## Ejercicio escrito
Repite completo, palabra por palabra, el fragmento sobre cómo el bebé aprende a unir lo amoroso y lo destructivo.

## Fragmento elegido
*****

Es cierto que no todas las experiencias que uno tiene de bebé –y no tan bebé– son negativas. Las amables, las amorosas, las que no generan ansiedad persecutoria se incorporan constituyendo las partes amables del mundo en el que uno vive. Pero al mismo tiempo que uno vive, el bebé no deja de incorporar aspectos del mundo externo –y de sí mismo– de todo pelaje. Y si en un primer momento –y por necesidades de supervivencia– los elementos con categoría destructiva eran escindidos de la experiencia vital, la creciente maduración facilita que ya no necesiten tan perentoriamente ser escindidos: basta con disociarlos. Eso ya es un gran avance madurativo. Al disociarlos, no los expulso, los tengo en mí: solo que los separo de los que son agradables para que no se contaminen. Pero, claro, esto no es suficiente ya que el Yo va madurando y va pudiendo percibir que lo destructivo y amoroso no están tan separados uno de otro: el pecho bueno y el pecho malo, por decirlo de forma metafórica, corresponden al mismo ser. ¿Cómo puedo aunar estas dos percepciones del mundo? El bebé –y no tan bebé porque desde esta concepción los adultos seguimos poseyendo ese bebé inicial– se ve en la necesidad de poder establecer uniones entre un aspecto y otro de la realidad experimentada. Eso le plantea un serio problema: ¿qué hacer con los impulsos agresivos, con los elementos cercanos a la frontera del odio? La única salida es la otra posición, la depresiva.

*****

## Datos proporcionados

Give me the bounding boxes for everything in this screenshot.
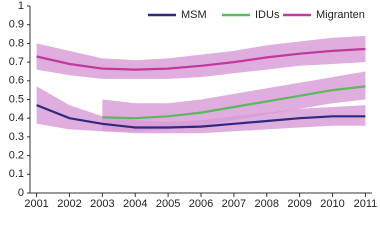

*****

## Respuesta
Es cierto que no todas las experiencias que uno tiene de bebé –y no tan bebé– son negativas. Las amables, las amorosas, las que no generan ansiedad persecutoria se incorporan constituyendo las partes amables del mundo en el que uno vive. Pero al mismo tiempo que uno vive, el bebé no deja de incorporar aspectos del mundo externo –y de sí mismo– de todo pelaje. Y si en un primer momento –y por necesidades de supervivencia– los elementos con categoría destructiva eran escindidos de la experiencia vital, la creciente maduración facilita que ya no necesiten tan perentoriamente ser escindidos: basta con disociarlos. Eso ya es un gran avance madurativo. Al disociarlos, no los expulso, los tengo en mí: solo que los separo de los que son agradables para que no se contaminen. Pero, claro, esto no es suficiente ya que el Yo va madurando y va pudiendo percibir que lo destructivo y amoroso no están tan separados uno de otro: el pecho bueno y el pecho malo, por decirlo de forma metafórica, corresponden al mismo ser. ¿Cómo puedo aunar estas dos percepciones del mundo? El bebé –y no tan bebé porque desde esta concepción los adultos seguimos poseyendo ese bebé inicial– se ve en la necesidad de poder establecer uniones entre un aspecto y otro de la realidad experimentada. Eso le plantea un serio problema: ¿qué hacer con los impulsos agresivos, con los elementos cercanos a la frontera del odio? La única salida es la otra posición, la depresiva.